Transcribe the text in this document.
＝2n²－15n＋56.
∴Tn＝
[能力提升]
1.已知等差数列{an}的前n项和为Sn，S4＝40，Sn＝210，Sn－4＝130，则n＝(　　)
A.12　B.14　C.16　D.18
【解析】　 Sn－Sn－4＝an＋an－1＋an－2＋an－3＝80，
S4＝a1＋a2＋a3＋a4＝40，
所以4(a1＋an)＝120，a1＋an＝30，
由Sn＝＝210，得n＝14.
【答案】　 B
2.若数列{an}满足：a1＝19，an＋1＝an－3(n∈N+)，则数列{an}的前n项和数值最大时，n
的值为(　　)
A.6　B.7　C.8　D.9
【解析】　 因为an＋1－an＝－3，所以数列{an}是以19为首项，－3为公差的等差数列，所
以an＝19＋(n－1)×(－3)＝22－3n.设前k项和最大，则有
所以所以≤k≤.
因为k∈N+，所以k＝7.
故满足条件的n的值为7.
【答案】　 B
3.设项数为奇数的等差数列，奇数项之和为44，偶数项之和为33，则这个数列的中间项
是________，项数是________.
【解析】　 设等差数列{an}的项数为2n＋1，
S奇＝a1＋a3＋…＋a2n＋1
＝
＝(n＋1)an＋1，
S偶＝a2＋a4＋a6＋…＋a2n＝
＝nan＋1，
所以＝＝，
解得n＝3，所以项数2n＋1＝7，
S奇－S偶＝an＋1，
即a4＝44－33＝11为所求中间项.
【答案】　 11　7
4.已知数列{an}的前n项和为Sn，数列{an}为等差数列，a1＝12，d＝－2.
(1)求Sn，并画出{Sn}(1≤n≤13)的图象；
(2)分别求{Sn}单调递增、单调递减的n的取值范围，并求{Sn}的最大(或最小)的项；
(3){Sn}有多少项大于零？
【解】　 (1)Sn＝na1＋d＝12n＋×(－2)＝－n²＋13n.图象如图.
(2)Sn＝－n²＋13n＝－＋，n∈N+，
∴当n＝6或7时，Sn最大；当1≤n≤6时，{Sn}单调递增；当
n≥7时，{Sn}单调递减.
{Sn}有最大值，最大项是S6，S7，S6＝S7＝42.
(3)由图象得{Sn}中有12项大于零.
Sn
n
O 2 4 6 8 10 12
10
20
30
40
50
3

•••••

Written request: Retype every entry word for word.

Final result:
Transcribe the text in this document.
＝2n²－15n＋56.
∴Tn＝
[能力提升]
1.已知等差数列{an}的前n项和为Sn，S4＝40，Sn＝210，Sn－4＝130，则n＝(　　)
A.12　B.14　C.16　D.18
【解析】　 Sn－Sn－4＝an＋an－1＋an－2＋an－3＝80，
S4＝a1＋a2＋a3＋a4＝40，
所以4(a1＋an)＝120，a1＋an＝30，
由Sn＝＝210，得n＝14.
【答案】　 B
2.若数列{an}满足：a1＝19，an＋1＝an－3(n∈N+)，则数列{an}的前n项和数值最大时，n
的值为(　　)
A.6　B.7　C.8　D.9
【解析】　 因为an＋1－an＝－3，所以数列{an}是以19为首项，－3为公差的等差数列，所
以an＝19＋(n－1)×(－3)＝22－3n.设前k项和最大，则有
所以所以≤k≤.
因为k∈N+，所以k＝7.
故满足条件的n的值为7.
【答案】　 B
3.设项数为奇数的等差数列，奇数项之和为44，偶数项之和为33，则这个数列的中间项
是________，项数是________.
【解析】　 设等差数列{an}的项数为2n＋1，
S奇＝a1＋a3＋…＋a2n＋1
＝
＝(n＋1)an＋1，
S偶＝a2＋a4＋a6＋…＋a2n＝
＝nan＋1，
所以＝＝，
解得n＝3，所以项数2n＋1＝7，
S奇－S偶＝an＋1，
即a4＝44－33＝11为所求中间项.
【答案】　 11　7
4.已知数列{an}的前n项和为Sn，数列{an}为等差数列，a1＝12，d＝－2.
(1)求Sn，并画出{Sn}(1≤n≤13)的图象；
(2)分别求{Sn}单调递增、单调递减的n的取值范围，并求{Sn}的最大(或最小)的项；
(3){Sn}有多少项大于零？
【解】　 (1)Sn＝na1＋d＝12n＋×(－2)＝－n²＋13n.图象如图.
(2)Sn＝－n²＋13n＝－＋，n∈N+，
∴当n＝6或7时，Sn最大；当1≤n≤6时，{Sn}单调递增；当
n≥7时，{Sn}单调递减.
{Sn}有最大值，最大项是S6，S7，S6＝S7＝42.
(3)由图象得{Sn}中有12项大于零.
Sn
n
O 2 4 6 8 10 12
10
20
30
40
50
3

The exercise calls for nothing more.